## Written problem
Select from the data all lines with the word "this".

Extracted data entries
+++
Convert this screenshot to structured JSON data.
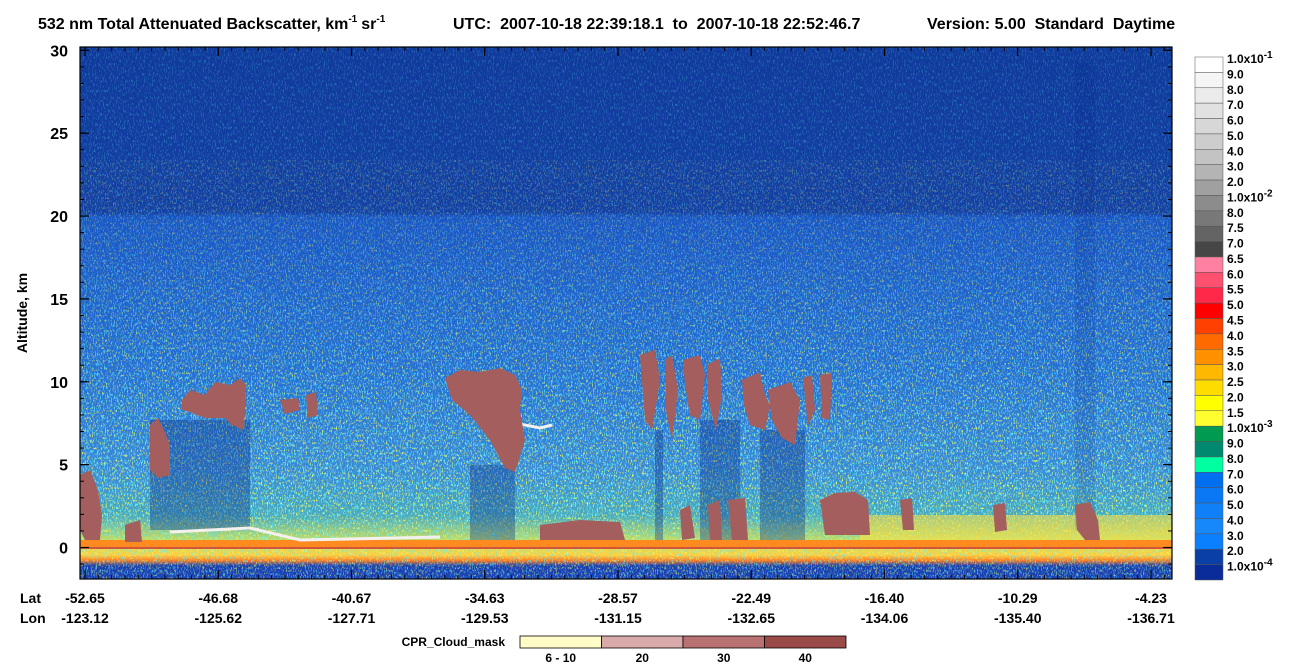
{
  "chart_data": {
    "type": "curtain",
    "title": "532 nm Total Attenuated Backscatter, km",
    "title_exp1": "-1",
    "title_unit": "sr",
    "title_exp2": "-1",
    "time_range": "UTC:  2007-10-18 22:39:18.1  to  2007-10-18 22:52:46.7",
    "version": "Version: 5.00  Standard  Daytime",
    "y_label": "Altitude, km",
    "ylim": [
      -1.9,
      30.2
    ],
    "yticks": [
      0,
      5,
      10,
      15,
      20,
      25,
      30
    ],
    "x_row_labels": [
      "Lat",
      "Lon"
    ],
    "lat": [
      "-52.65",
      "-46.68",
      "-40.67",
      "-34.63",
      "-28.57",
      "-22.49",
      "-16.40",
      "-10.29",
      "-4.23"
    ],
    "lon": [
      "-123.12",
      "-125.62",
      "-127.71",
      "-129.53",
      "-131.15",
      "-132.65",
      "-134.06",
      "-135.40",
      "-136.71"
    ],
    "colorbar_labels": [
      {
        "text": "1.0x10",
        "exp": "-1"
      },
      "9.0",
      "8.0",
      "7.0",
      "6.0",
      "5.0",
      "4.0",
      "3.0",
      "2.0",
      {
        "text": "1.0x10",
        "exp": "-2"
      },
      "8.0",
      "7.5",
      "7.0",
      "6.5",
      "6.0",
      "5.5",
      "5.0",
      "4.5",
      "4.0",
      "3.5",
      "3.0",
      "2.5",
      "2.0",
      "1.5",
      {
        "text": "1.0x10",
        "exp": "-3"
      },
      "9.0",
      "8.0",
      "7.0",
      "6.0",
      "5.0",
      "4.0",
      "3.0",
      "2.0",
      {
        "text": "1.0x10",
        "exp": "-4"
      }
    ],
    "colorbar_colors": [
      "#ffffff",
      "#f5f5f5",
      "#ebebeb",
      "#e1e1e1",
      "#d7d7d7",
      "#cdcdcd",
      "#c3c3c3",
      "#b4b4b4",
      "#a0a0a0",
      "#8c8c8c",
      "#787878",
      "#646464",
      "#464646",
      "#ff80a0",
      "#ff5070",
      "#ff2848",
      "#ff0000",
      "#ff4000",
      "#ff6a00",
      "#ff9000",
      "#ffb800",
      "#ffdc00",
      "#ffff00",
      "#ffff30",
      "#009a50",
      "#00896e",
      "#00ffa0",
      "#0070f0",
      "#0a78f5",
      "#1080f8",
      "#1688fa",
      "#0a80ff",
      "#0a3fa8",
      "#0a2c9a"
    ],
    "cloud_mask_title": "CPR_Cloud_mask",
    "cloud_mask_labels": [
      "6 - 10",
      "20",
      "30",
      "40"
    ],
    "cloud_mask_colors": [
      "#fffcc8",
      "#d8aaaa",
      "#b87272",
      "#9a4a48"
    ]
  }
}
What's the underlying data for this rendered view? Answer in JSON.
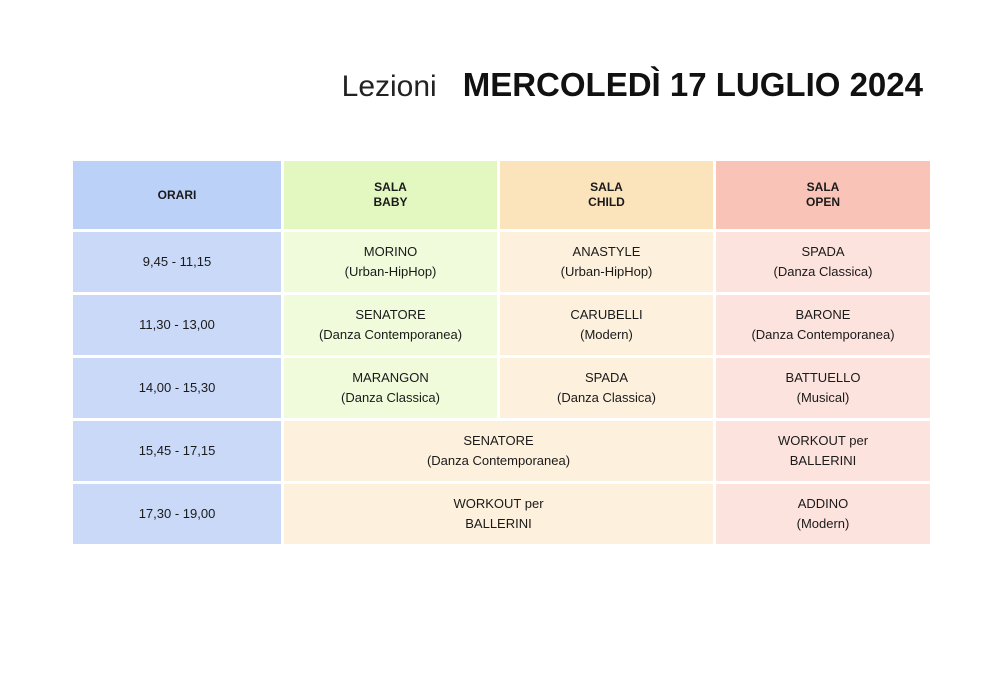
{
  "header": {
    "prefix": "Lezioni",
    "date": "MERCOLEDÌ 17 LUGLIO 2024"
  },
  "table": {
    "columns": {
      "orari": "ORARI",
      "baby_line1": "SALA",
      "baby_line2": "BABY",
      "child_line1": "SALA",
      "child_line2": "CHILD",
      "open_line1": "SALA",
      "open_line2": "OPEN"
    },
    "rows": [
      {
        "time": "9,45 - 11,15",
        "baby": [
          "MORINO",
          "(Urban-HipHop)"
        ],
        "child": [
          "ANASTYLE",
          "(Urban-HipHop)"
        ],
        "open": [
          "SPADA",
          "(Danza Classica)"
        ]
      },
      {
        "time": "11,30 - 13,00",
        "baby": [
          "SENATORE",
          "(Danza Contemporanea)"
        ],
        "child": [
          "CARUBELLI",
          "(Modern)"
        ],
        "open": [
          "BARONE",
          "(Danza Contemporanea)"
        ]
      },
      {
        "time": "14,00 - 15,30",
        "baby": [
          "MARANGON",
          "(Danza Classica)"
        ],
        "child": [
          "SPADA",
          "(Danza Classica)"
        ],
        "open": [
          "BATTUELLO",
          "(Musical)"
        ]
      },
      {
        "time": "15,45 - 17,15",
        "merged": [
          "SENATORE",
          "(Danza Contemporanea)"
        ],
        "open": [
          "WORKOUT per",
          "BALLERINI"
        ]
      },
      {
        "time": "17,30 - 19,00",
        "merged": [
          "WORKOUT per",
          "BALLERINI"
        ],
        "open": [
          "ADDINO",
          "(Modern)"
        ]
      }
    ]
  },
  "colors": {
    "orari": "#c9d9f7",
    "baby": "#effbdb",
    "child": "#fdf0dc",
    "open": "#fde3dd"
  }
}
+++
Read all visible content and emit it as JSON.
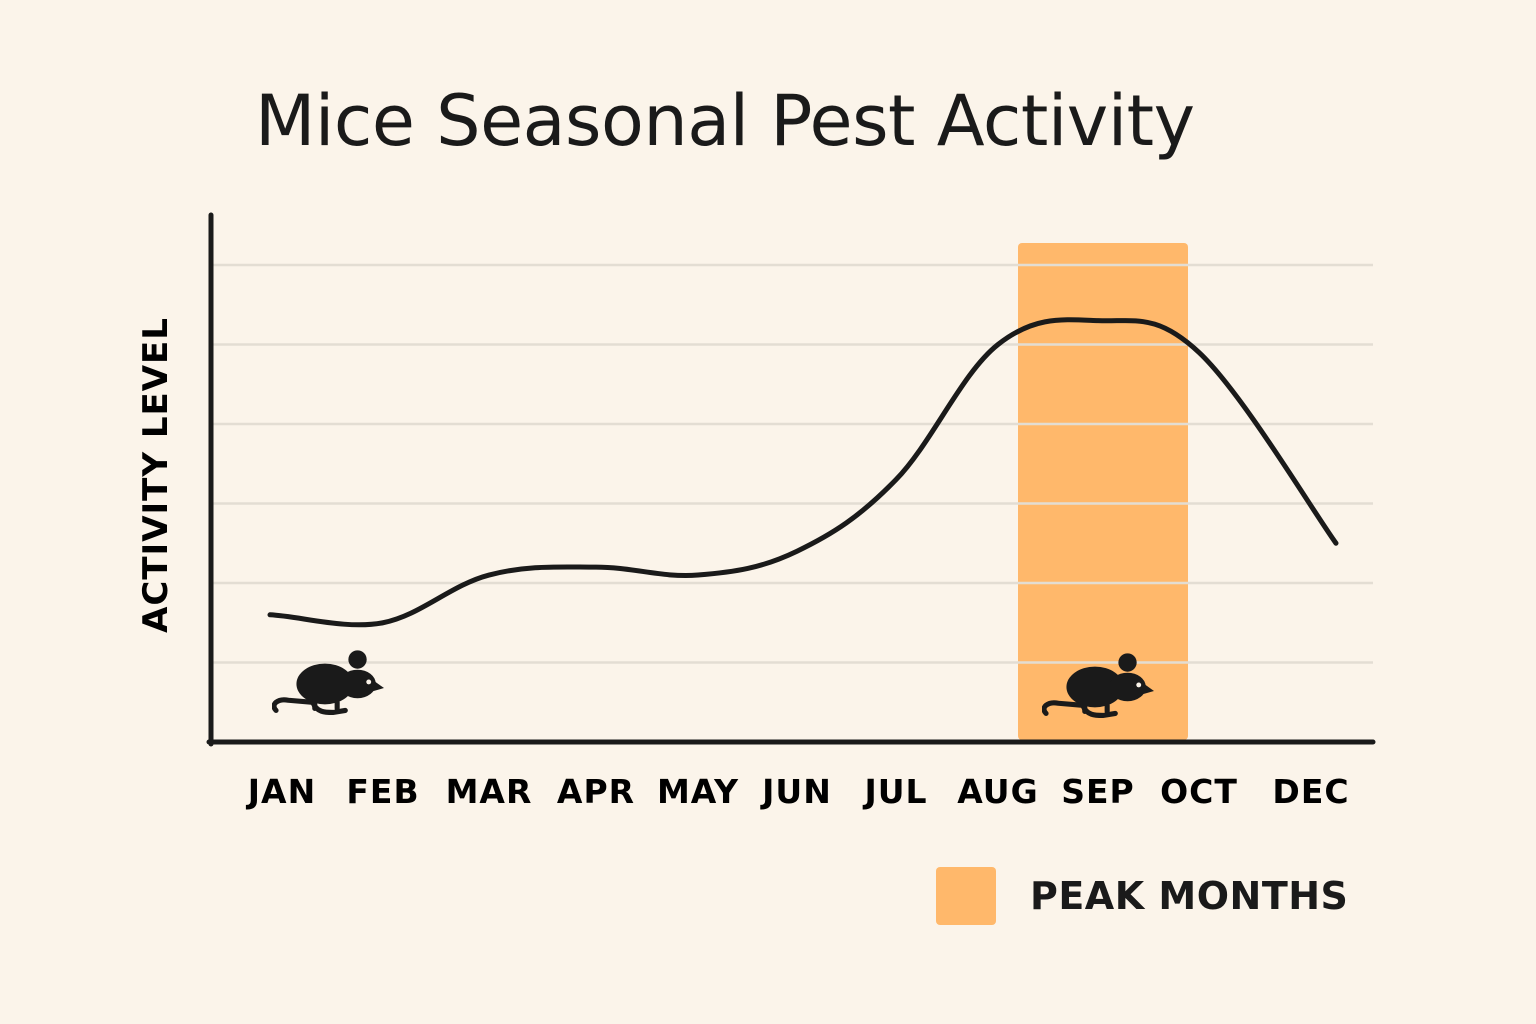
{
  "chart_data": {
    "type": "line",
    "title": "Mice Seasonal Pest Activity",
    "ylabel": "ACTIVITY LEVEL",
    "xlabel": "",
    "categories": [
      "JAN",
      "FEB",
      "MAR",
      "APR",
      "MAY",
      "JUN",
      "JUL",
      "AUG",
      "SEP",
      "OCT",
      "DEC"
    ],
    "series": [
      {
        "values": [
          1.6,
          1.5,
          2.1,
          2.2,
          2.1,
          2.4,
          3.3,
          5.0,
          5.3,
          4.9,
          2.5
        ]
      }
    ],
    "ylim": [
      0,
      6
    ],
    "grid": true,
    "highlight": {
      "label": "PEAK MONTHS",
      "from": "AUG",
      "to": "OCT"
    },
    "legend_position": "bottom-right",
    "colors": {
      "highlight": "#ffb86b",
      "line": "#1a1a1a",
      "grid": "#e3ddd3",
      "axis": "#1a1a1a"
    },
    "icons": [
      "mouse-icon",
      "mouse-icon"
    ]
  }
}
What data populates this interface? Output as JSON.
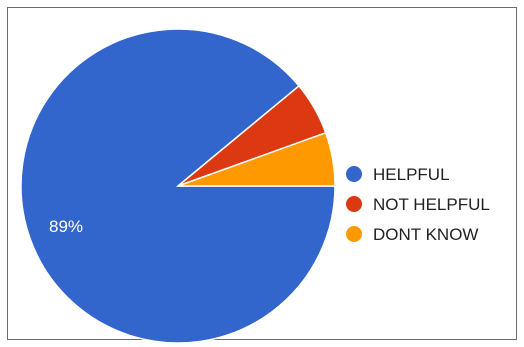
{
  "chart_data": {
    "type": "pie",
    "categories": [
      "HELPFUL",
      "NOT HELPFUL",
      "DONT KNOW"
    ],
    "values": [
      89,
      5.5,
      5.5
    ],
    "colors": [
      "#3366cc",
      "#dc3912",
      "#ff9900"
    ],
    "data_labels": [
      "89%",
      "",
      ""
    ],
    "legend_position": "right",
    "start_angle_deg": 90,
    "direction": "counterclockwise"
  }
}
+++
## Written answer
Convert this screenshot to structured JSON data.
What's the underlying data for this rendered view? Answer in JSON.
What data populates this interface? Output as JSON.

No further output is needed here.